WHAT IS EXPECTED: In the listing below, locate the lines bearing the word "Royal". Copy every one of them.

[Figure data in JSON]
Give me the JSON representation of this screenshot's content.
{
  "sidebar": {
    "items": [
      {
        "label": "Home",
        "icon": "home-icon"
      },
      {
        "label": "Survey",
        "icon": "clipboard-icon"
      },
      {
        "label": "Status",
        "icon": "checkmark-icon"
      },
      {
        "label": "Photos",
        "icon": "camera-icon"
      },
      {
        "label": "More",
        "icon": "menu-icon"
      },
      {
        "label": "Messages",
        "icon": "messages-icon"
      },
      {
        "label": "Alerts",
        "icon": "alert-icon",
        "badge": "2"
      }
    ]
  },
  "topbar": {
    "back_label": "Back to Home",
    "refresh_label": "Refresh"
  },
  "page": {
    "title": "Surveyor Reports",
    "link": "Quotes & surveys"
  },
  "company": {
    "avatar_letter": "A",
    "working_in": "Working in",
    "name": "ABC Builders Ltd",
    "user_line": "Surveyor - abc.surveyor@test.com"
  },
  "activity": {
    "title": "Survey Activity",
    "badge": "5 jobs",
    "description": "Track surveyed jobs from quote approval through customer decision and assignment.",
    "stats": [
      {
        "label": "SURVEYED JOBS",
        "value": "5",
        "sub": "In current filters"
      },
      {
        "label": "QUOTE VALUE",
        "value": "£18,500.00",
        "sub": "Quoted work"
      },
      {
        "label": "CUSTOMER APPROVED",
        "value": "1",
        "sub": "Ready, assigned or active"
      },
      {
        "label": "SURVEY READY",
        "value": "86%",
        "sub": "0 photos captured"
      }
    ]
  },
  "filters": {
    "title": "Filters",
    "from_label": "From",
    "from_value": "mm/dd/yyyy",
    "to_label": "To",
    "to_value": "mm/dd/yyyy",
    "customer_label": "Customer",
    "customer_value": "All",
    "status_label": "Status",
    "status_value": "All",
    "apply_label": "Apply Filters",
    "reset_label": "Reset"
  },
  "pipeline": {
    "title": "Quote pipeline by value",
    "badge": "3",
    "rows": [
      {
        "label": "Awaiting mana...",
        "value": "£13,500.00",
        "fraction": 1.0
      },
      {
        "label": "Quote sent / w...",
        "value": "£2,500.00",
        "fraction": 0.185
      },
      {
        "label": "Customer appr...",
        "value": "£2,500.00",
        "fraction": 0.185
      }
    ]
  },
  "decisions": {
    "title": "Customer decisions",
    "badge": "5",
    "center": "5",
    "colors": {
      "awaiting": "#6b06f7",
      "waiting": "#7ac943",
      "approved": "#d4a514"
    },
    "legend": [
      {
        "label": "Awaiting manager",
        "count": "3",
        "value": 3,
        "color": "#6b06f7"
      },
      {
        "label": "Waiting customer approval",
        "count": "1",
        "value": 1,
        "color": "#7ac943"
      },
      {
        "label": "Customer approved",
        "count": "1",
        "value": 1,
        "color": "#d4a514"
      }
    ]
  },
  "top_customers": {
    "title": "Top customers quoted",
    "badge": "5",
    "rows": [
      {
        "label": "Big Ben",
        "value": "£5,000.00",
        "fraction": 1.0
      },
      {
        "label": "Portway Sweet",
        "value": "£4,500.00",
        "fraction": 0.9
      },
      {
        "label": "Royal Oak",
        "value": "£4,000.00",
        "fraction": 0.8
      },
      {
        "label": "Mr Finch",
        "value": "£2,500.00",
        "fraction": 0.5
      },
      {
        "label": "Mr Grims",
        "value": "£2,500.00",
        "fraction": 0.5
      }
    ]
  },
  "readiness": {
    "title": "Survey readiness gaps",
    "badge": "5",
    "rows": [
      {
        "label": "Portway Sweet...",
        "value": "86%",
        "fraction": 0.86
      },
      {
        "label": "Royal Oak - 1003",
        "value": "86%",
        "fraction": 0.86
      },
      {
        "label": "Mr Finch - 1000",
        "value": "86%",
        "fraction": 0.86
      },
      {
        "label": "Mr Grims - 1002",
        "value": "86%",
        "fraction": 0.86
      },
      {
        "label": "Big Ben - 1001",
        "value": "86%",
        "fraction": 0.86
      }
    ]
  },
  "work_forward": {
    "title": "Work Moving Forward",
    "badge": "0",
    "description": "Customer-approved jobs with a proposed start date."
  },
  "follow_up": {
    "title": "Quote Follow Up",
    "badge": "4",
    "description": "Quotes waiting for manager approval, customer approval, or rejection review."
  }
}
* * *
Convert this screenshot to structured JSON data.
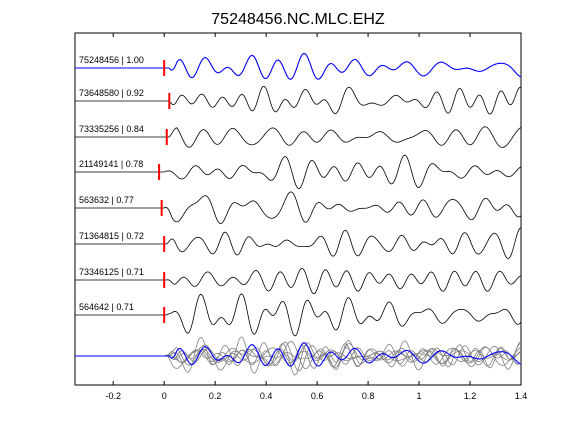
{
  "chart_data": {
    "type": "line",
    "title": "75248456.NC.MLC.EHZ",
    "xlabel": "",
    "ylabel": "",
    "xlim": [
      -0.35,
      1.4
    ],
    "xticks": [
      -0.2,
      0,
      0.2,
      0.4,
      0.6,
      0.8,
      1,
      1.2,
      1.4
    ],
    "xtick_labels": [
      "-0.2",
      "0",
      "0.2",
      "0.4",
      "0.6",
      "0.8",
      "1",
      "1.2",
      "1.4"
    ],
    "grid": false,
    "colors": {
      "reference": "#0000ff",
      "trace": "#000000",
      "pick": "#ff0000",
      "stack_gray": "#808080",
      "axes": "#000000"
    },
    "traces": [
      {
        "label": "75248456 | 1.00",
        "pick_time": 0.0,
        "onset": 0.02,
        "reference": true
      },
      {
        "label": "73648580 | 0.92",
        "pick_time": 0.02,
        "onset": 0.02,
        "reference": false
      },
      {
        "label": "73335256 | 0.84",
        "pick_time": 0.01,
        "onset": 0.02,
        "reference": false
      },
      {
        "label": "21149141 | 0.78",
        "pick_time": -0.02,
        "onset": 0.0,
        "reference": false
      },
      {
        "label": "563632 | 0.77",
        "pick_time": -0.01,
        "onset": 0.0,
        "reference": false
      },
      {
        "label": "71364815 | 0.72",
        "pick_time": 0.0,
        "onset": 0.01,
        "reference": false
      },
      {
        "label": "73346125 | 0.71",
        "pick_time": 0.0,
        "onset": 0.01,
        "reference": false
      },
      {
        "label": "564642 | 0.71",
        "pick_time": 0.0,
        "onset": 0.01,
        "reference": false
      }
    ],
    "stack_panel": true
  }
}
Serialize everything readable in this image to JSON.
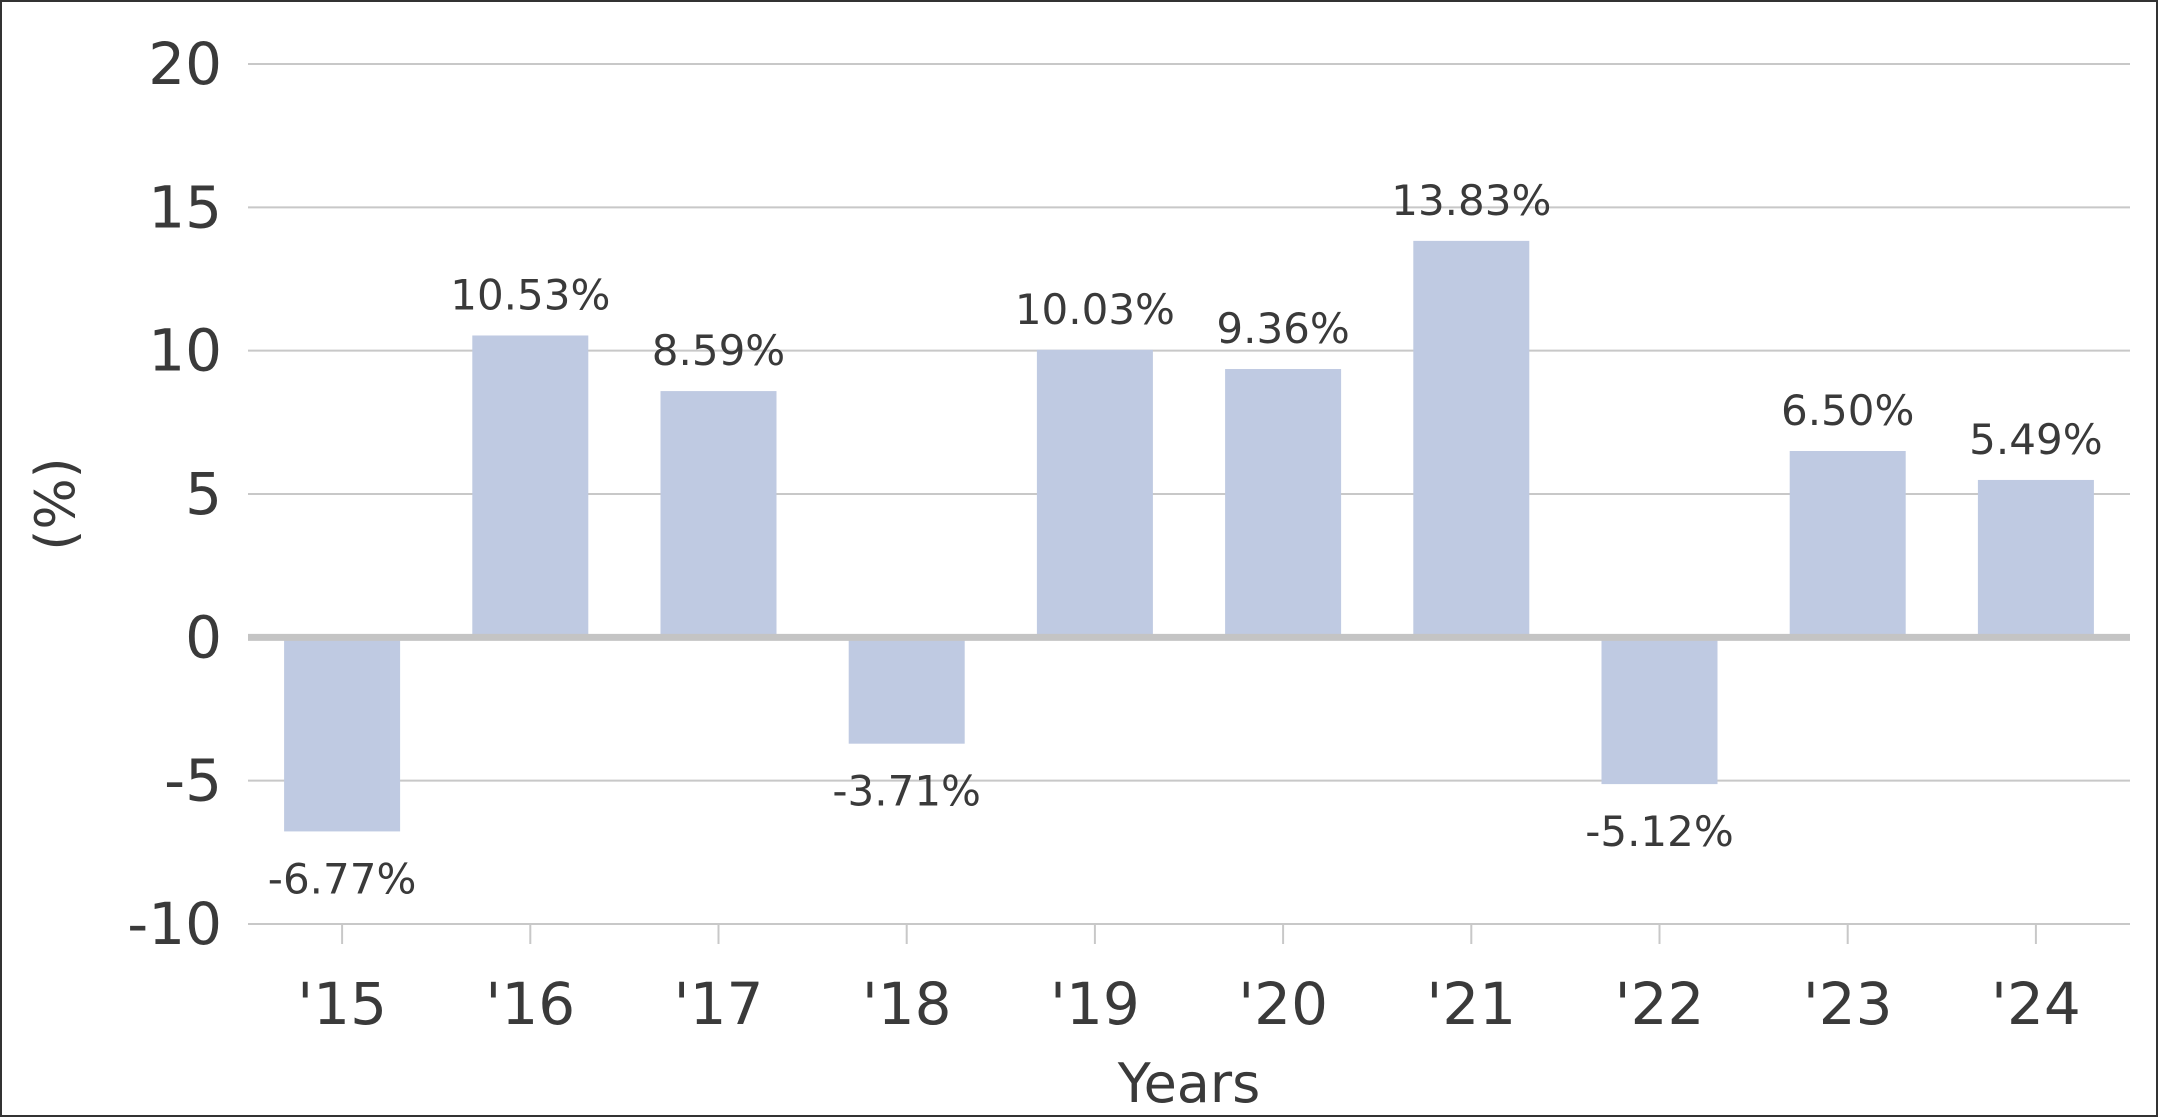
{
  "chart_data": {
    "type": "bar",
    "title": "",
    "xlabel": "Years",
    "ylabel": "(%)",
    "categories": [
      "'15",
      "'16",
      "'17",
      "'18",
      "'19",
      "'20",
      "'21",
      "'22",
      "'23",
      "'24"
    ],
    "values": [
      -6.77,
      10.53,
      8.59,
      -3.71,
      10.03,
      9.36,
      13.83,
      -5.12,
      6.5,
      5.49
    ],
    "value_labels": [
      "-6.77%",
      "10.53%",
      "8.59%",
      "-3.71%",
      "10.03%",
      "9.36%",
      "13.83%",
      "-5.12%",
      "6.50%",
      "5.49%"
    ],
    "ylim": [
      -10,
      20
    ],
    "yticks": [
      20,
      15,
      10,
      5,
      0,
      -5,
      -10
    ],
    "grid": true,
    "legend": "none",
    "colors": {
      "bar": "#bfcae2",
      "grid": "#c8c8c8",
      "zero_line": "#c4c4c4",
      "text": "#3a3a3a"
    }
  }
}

THE ANSWER:
        "label": "Royal Oak",
        "label": "Royal Oak - 1003",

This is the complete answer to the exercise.